* **Study text**
Male canines are the only animals that have a locking bulbus glandis or "bulb", a spherical area of erectile tissue at the base of the penis. During copulation, and only after the male's penis is fully inside the female's vagina, the bulbus glandis becomes engorged with blood.[4] When the female's vagina subsequently contracts, the penis becomes locked inside the female.[5] This is known as "tying" or "*knotting*".

When the penis is locked into the vagina by the bulbus glandis (when the stud is "tied"), the urgency subsides[clarify] and the male will usually lift a leg and swing it over the female's back while turning around. The two stand with their hind ends touching and the penis locked inside the vagina while ejaculation occurs, decreasing leakage of semen from the vagina.[9][10][11] After some time, typically between 5 and 20 minutes[12] (but sometimes longer), the bulbus glandis disengorges, allowing the mates to separate. Virgin dogs can become quite distressed at finding themselves unable to separate during their first copulation, and may try to pull away or run.

http://en.wikipedia.org/wiki/Canine_reproduction


----------



## Umpalumpa (Jan 26, 2014)

shyvr6 said:


> Details and juicy information will get this thread removed. Keep it clean.


You are enjoying this thread aren't you?


----------



## Umpalumpa (Jan 26, 2014)

arnie said:


> *PIITB!*
> 
> :boogie


Pittah bread?

What's PIITB?


----------



## Vergen (Jun 7, 2014)

Put it in the butt, lol. No thanks 

Anyways, up until yesterday, never even had my first kiss. But that's what I was best at.


----------



## Zack (Apr 20, 2013)

Come on, we all know sex doesn't take THAT long.


----------



## EnergeticSoul (Jan 12, 2013)

* **Data excerpts**
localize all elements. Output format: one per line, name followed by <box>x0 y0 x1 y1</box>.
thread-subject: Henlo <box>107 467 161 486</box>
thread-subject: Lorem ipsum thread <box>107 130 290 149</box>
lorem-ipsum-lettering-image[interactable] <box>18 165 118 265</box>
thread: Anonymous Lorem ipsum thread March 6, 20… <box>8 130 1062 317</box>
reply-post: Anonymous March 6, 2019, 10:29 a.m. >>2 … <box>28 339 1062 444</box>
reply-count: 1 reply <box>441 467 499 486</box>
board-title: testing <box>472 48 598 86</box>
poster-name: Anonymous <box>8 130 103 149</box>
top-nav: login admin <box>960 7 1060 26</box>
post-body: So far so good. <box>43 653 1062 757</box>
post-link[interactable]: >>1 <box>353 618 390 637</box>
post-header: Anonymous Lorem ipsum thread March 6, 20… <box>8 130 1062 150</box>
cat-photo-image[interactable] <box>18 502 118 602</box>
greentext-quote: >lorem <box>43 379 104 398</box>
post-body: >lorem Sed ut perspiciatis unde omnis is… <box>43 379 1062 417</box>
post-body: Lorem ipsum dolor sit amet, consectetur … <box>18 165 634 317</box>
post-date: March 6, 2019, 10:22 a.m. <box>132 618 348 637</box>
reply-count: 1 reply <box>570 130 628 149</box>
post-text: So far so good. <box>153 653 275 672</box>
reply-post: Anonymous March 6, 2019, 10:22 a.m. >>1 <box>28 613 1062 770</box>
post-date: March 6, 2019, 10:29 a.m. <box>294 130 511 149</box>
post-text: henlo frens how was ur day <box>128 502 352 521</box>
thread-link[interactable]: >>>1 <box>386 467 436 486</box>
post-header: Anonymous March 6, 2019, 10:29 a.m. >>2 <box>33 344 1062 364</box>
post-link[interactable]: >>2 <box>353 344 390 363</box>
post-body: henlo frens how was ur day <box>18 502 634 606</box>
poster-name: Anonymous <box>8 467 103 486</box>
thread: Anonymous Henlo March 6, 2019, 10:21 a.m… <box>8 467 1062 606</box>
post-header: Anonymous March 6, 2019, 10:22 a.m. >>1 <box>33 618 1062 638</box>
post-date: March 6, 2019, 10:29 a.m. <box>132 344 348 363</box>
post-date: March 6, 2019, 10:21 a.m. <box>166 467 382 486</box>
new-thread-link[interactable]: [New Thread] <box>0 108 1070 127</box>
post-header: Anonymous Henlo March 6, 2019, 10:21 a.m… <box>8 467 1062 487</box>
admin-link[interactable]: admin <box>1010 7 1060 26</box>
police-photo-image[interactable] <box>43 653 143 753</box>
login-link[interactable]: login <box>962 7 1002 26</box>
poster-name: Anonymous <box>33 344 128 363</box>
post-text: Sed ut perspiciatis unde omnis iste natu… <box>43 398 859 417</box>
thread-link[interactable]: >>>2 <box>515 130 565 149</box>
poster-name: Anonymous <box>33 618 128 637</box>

* **To do**
1) Return the part of the thread on canine reproduction that opens with the words containing "Pittah bread?" and closes with "was best at.".
2) Answer these questions using the thread on canine reproduction.
(a) What two names are given for the penis becoming locked inside the female?
(b) How long does it typically take for the bulbus glandis to disengorge?
(c) What date is shown on Zack's post?

* **Activity answers**
1)
Pittah bread?

What's PIITB?


----------



## Vergen (Jun 7, 2014)

Put it in the butt, lol. No thanks 

Anyways, up until yesterday, never even had my first kiss. But that's what I was best at.

2)
(a) "Tying" or "knotting."
(b) Between 5 and 20 minutes, though sometimes longer.
(c) Apr 20, 2013.